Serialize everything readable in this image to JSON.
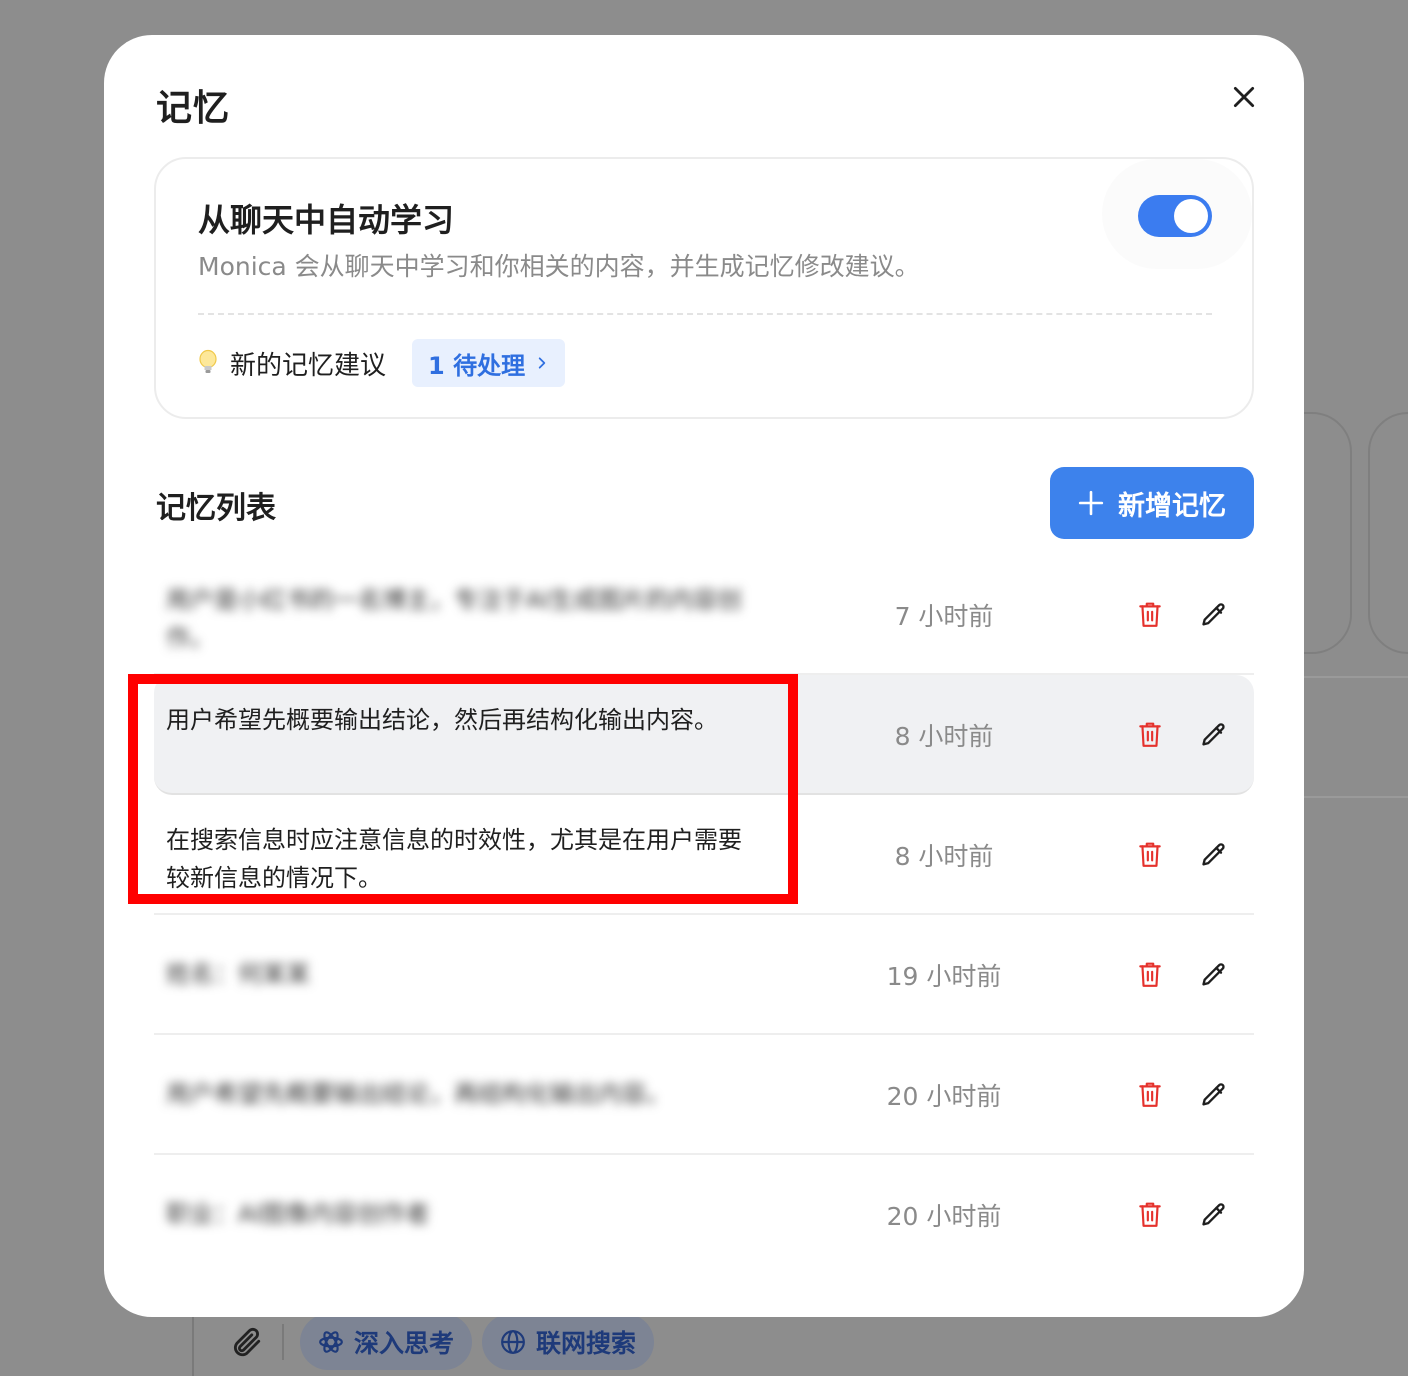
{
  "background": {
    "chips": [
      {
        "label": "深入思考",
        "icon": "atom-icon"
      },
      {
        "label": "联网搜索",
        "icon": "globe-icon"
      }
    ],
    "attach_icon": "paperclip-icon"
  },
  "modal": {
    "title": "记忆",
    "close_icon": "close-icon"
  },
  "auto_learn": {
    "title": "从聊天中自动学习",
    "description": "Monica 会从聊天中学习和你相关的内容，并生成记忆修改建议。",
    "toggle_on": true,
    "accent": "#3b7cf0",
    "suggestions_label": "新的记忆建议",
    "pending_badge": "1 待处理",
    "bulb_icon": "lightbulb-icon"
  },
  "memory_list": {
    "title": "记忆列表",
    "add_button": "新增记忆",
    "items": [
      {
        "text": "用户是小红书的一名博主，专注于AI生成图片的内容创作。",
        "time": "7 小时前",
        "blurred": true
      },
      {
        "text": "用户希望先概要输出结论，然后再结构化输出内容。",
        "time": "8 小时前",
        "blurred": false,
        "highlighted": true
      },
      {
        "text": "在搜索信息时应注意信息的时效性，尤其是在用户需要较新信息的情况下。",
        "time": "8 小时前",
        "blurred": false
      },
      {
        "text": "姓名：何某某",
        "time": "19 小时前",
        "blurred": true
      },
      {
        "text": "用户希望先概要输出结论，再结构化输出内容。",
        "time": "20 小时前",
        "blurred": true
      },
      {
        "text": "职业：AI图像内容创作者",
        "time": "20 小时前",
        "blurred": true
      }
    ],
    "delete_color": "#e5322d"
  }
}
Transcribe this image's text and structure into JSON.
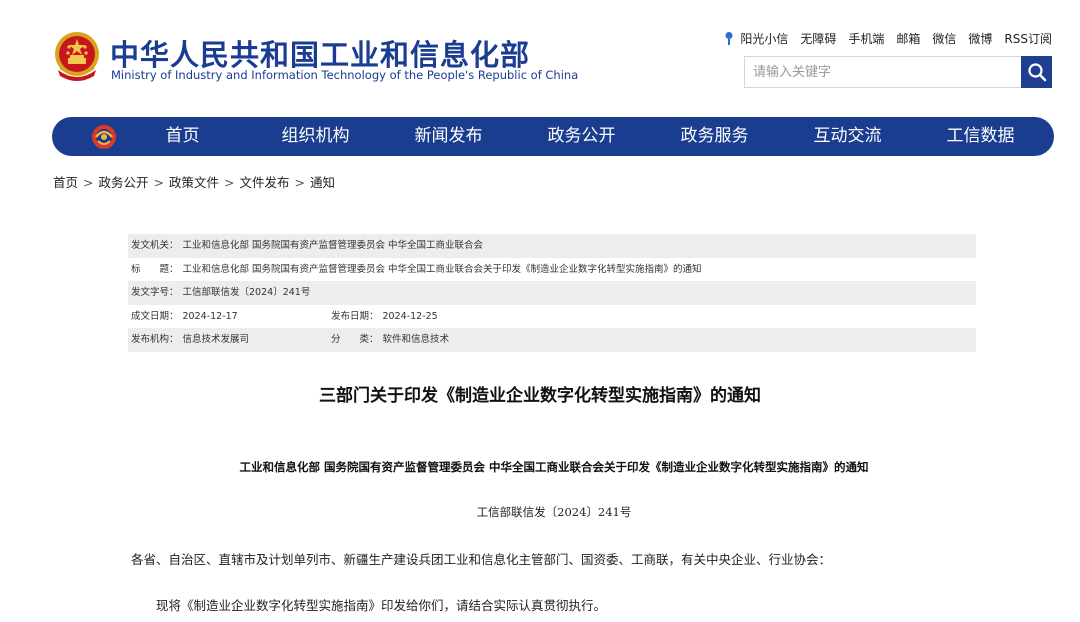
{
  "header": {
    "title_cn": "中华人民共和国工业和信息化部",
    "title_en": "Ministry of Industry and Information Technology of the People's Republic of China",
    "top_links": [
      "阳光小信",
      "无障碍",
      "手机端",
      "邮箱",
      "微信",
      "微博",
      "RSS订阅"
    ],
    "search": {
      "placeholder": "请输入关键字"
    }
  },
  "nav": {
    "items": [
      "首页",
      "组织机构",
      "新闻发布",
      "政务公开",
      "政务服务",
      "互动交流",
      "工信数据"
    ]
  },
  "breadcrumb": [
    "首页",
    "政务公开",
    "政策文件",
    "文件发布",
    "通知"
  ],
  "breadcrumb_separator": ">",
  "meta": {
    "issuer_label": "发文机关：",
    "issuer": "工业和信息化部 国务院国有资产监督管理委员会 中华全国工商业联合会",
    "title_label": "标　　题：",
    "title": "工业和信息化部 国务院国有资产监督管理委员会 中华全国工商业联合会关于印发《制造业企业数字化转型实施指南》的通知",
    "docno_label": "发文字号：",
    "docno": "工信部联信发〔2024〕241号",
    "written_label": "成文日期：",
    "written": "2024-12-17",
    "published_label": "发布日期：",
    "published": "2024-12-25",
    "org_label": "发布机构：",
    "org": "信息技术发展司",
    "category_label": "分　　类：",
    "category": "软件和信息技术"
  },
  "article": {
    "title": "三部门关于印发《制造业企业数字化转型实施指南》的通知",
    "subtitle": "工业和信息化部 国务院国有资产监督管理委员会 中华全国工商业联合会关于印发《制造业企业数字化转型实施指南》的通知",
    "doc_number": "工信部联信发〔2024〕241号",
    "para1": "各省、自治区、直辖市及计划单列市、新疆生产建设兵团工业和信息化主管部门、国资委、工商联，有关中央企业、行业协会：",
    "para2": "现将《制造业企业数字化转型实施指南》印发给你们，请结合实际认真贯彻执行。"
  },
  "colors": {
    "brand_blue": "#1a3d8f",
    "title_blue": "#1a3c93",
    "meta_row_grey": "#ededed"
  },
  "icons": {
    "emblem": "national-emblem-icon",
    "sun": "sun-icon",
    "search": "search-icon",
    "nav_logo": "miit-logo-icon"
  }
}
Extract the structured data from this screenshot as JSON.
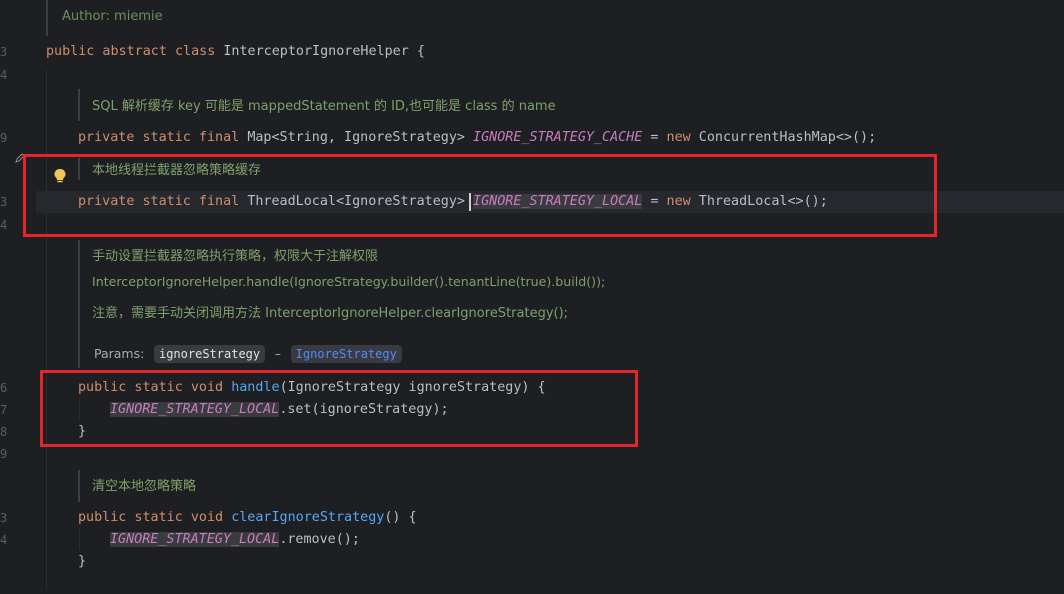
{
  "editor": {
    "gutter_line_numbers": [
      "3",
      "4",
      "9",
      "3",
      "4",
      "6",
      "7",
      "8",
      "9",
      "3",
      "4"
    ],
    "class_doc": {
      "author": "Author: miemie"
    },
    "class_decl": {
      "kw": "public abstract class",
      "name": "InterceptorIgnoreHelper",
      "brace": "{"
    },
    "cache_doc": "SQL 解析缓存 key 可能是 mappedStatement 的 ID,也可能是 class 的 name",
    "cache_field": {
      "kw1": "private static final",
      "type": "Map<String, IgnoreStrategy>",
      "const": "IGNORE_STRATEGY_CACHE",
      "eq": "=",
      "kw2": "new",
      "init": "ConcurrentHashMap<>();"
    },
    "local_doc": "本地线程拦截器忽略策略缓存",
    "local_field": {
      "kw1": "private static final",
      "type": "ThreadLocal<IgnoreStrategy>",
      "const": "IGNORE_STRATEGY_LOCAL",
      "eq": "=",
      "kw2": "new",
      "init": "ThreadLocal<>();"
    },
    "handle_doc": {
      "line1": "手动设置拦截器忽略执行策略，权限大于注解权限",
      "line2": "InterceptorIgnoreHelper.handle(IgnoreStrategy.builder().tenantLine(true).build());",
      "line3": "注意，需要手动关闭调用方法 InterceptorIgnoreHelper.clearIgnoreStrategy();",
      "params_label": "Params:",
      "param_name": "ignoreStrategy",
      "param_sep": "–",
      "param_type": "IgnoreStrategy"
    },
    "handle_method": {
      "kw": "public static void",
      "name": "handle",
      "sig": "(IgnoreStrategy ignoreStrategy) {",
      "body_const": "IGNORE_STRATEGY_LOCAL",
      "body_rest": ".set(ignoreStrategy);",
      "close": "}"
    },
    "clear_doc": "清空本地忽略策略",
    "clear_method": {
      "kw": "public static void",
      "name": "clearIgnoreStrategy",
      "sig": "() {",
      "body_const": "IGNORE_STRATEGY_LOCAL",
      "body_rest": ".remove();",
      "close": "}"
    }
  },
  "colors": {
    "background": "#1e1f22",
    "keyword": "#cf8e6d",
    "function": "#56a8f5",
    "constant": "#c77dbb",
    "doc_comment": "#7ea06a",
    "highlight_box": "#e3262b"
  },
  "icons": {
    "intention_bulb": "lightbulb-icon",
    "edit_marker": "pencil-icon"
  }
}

_Instructions to follow_
Set the entries down again exactly. Do not include the images.

_Result of this exercise_
Serialize everything readable in this image to JSON.
{
  "background": {
    "chips": [
      {
        "label": "深入思考",
        "icon": "atom-icon"
      },
      {
        "label": "联网搜索",
        "icon": "globe-icon"
      }
    ],
    "attach_icon": "paperclip-icon"
  },
  "modal": {
    "title": "记忆",
    "close_icon": "close-icon"
  },
  "auto_learn": {
    "title": "从聊天中自动学习",
    "description": "Monica 会从聊天中学习和你相关的内容，并生成记忆修改建议。",
    "toggle_on": true,
    "accent": "#3b7cf0",
    "suggestions_label": "新的记忆建议",
    "pending_badge": "1 待处理",
    "bulb_icon": "lightbulb-icon"
  },
  "memory_list": {
    "title": "记忆列表",
    "add_button": "新增记忆",
    "items": [
      {
        "text": "用户是小红书的一名博主，专注于AI生成图片的内容创作。",
        "time": "7 小时前",
        "blurred": true
      },
      {
        "text": "用户希望先概要输出结论，然后再结构化输出内容。",
        "time": "8 小时前",
        "blurred": false,
        "highlighted": true
      },
      {
        "text": "在搜索信息时应注意信息的时效性，尤其是在用户需要较新信息的情况下。",
        "time": "8 小时前",
        "blurred": false
      },
      {
        "text": "姓名：何某某",
        "time": "19 小时前",
        "blurred": true
      },
      {
        "text": "用户希望先概要输出结论，再结构化输出内容。",
        "time": "20 小时前",
        "blurred": true
      },
      {
        "text": "职业：AI图像内容创作者",
        "time": "20 小时前",
        "blurred": true
      }
    ],
    "delete_color": "#e5322d"
  }
}
Transcribe this image's text and structure into JSON.
{
  "header": {
    "title_cn": "中华人民共和国工业和信息化部",
    "title_en": "Ministry of Industry and Information Technology of the People's Republic of China",
    "top_links": [
      "阳光小信",
      "无障碍",
      "手机端",
      "邮箱",
      "微信",
      "微博",
      "RSS订阅"
    ],
    "search": {
      "placeholder": "请输入关键字"
    }
  },
  "nav": {
    "items": [
      "首页",
      "组织机构",
      "新闻发布",
      "政务公开",
      "政务服务",
      "互动交流",
      "工信数据"
    ]
  },
  "breadcrumb": [
    "首页",
    "政务公开",
    "政策文件",
    "文件发布",
    "通知"
  ],
  "breadcrumb_separator": ">",
  "meta": {
    "issuer_label": "发文机关：",
    "issuer": "工业和信息化部 国务院国有资产监督管理委员会 中华全国工商业联合会",
    "title_label": "标　　题：",
    "title": "工业和信息化部 国务院国有资产监督管理委员会 中华全国工商业联合会关于印发《制造业企业数字化转型实施指南》的通知",
    "docno_label": "发文字号：",
    "docno": "工信部联信发〔2024〕241号",
    "written_label": "成文日期：",
    "written": "2024-12-17",
    "published_label": "发布日期：",
    "published": "2024-12-25",
    "org_label": "发布机构：",
    "org": "信息技术发展司",
    "category_label": "分　　类：",
    "category": "软件和信息技术"
  },
  "article": {
    "title": "三部门关于印发《制造业企业数字化转型实施指南》的通知",
    "subtitle": "工业和信息化部 国务院国有资产监督管理委员会 中华全国工商业联合会关于印发《制造业企业数字化转型实施指南》的通知",
    "doc_number": "工信部联信发〔2024〕241号",
    "para1": "各省、自治区、直辖市及计划单列市、新疆生产建设兵团工业和信息化主管部门、国资委、工商联，有关中央企业、行业协会：",
    "para2": "现将《制造业企业数字化转型实施指南》印发给你们，请结合实际认真贯彻执行。"
  },
  "colors": {
    "brand_blue": "#1a3d8f",
    "title_blue": "#1a3c93",
    "meta_row_grey": "#ededed"
  },
  "icons": {
    "emblem": "national-emblem-icon",
    "sun": "sun-icon",
    "search": "search-icon",
    "nav_logo": "miit-logo-icon"
  }
}
Extract the structured data from this screenshot as JSON.
{
  "editor": {
    "gutter_line_numbers": [
      "3",
      "4",
      "9",
      "3",
      "4",
      "6",
      "7",
      "8",
      "9",
      "3",
      "4"
    ],
    "class_doc": {
      "author": "Author: miemie"
    },
    "class_decl": {
      "kw": "public abstract class",
      "name": "InterceptorIgnoreHelper",
      "brace": "{"
    },
    "cache_doc": "SQL 解析缓存 key 可能是 mappedStatement 的 ID,也可能是 class 的 name",
    "cache_field": {
      "kw1": "private static final",
      "type": "Map<String, IgnoreStrategy>",
      "const": "IGNORE_STRATEGY_CACHE",
      "eq": "=",
      "kw2": "new",
      "init": "ConcurrentHashMap<>();"
    },
    "local_doc": "本地线程拦截器忽略策略缓存",
    "local_field": {
      "kw1": "private static final",
      "type": "ThreadLocal<IgnoreStrategy>",
      "const": "IGNORE_STRATEGY_LOCAL",
      "eq": "=",
      "kw2": "new",
      "init": "ThreadLocal<>();"
    },
    "handle_doc": {
      "line1": "手动设置拦截器忽略执行策略，权限大于注解权限",
      "line2": "InterceptorIgnoreHelper.handle(IgnoreStrategy.builder().tenantLine(true).build());",
      "line3": "注意，需要手动关闭调用方法 InterceptorIgnoreHelper.clearIgnoreStrategy();",
      "params_label": "Params:",
      "param_name": "ignoreStrategy",
      "param_sep": "–",
      "param_type": "IgnoreStrategy"
    },
    "handle_method": {
      "kw": "public static void",
      "name": "handle",
      "sig": "(IgnoreStrategy ignoreStrategy) {",
      "body_const": "IGNORE_STRATEGY_LOCAL",
      "body_rest": ".set(ignoreStrategy);",
      "close": "}"
    },
    "clear_doc": "清空本地忽略策略",
    "clear_method": {
      "kw": "public static void",
      "name": "clearIgnoreStrategy",
      "sig": "() {",
      "body_const": "IGNORE_STRATEGY_LOCAL",
      "body_rest": ".remove();",
      "close": "}"
    }
  },
  "colors": {
    "background": "#1e1f22",
    "keyword": "#cf8e6d",
    "function": "#56a8f5",
    "constant": "#c77dbb",
    "doc_comment": "#7ea06a",
    "highlight_box": "#e3262b"
  },
  "icons": {
    "intention_bulb": "lightbulb-icon",
    "edit_marker": "pencil-icon"
  }
}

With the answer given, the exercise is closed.